SET EXERCISE:
Check each line for the string "detached". Give only the count of lines that have it.

[Records that describe figures]
....................

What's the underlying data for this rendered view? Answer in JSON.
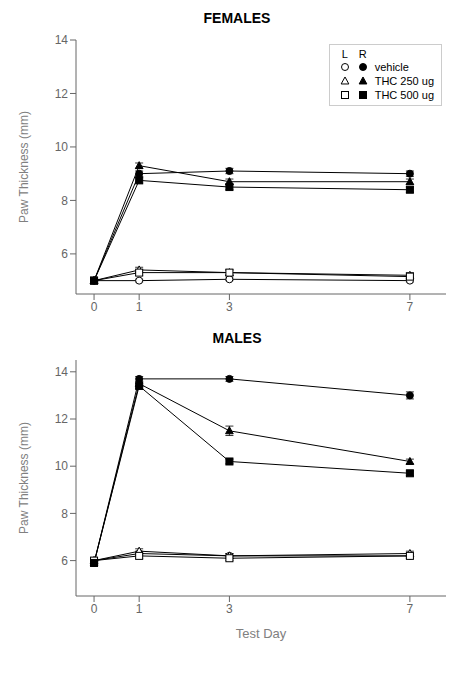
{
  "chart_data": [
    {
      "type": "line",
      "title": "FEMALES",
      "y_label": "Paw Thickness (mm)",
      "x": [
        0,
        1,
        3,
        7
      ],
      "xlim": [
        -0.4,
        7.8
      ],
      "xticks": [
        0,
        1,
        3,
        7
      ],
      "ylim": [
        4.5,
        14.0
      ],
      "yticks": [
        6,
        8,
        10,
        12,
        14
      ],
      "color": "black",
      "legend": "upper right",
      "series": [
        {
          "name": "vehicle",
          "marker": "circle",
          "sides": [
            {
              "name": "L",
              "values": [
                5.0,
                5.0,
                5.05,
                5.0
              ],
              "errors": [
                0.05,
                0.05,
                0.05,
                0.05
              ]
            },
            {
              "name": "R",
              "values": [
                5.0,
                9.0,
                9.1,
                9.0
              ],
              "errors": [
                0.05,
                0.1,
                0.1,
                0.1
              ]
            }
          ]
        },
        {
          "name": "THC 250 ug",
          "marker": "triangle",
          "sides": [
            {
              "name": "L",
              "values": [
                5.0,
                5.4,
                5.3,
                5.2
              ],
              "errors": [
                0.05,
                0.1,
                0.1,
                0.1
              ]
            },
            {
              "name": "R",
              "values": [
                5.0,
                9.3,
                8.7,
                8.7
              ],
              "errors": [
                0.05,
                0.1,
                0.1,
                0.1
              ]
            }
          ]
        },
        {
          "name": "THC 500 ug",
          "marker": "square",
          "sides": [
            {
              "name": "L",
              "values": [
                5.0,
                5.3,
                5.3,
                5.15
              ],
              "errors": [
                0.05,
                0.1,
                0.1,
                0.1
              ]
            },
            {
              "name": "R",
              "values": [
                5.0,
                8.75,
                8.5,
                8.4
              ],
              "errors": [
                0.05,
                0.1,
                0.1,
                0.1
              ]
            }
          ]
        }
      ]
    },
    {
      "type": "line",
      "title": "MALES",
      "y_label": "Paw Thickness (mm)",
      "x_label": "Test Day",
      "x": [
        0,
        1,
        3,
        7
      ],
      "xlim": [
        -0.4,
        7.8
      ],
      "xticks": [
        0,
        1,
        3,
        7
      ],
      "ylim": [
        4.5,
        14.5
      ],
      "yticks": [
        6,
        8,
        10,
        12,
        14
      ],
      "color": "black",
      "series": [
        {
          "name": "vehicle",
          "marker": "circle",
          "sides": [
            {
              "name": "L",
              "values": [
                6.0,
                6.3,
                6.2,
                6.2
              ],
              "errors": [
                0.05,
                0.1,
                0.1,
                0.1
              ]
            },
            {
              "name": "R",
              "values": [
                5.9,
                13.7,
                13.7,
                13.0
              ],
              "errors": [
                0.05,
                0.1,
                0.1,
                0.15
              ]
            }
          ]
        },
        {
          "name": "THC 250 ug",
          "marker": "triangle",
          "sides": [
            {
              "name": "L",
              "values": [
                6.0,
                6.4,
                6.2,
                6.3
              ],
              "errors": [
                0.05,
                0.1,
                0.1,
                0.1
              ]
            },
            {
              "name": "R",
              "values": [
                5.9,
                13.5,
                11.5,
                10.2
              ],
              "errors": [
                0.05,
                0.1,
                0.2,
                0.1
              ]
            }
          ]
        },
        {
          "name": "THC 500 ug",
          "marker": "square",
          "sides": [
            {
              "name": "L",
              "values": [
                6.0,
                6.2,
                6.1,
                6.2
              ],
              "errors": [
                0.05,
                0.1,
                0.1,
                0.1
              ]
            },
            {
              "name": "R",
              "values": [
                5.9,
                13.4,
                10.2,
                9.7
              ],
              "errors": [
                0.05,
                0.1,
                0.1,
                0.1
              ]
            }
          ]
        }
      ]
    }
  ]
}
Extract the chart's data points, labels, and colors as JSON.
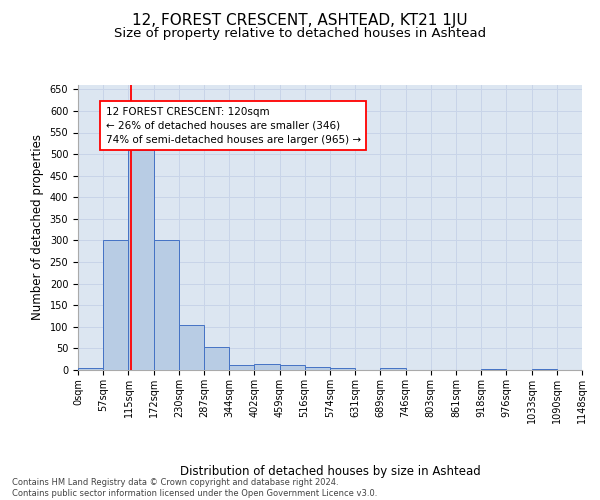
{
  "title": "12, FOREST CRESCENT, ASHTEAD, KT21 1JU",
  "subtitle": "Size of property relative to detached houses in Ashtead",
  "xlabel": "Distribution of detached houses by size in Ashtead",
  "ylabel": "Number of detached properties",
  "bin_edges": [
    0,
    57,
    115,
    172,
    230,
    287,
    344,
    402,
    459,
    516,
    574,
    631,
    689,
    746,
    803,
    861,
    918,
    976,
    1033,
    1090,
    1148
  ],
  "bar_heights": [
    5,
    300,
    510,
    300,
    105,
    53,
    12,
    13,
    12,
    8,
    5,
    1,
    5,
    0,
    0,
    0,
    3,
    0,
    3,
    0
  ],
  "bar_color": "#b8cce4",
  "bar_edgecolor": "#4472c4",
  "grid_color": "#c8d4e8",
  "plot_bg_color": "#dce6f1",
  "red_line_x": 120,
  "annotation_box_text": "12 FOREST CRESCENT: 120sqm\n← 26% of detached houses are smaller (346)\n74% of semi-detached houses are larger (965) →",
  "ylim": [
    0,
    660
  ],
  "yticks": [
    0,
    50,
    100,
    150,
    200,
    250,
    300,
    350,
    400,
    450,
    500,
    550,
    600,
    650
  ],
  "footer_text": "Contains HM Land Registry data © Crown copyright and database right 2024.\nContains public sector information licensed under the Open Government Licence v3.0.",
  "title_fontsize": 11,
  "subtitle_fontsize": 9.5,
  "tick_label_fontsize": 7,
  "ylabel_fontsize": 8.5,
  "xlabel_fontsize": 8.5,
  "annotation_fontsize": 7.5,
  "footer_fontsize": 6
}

....................

WRITTEN ANSWER:
4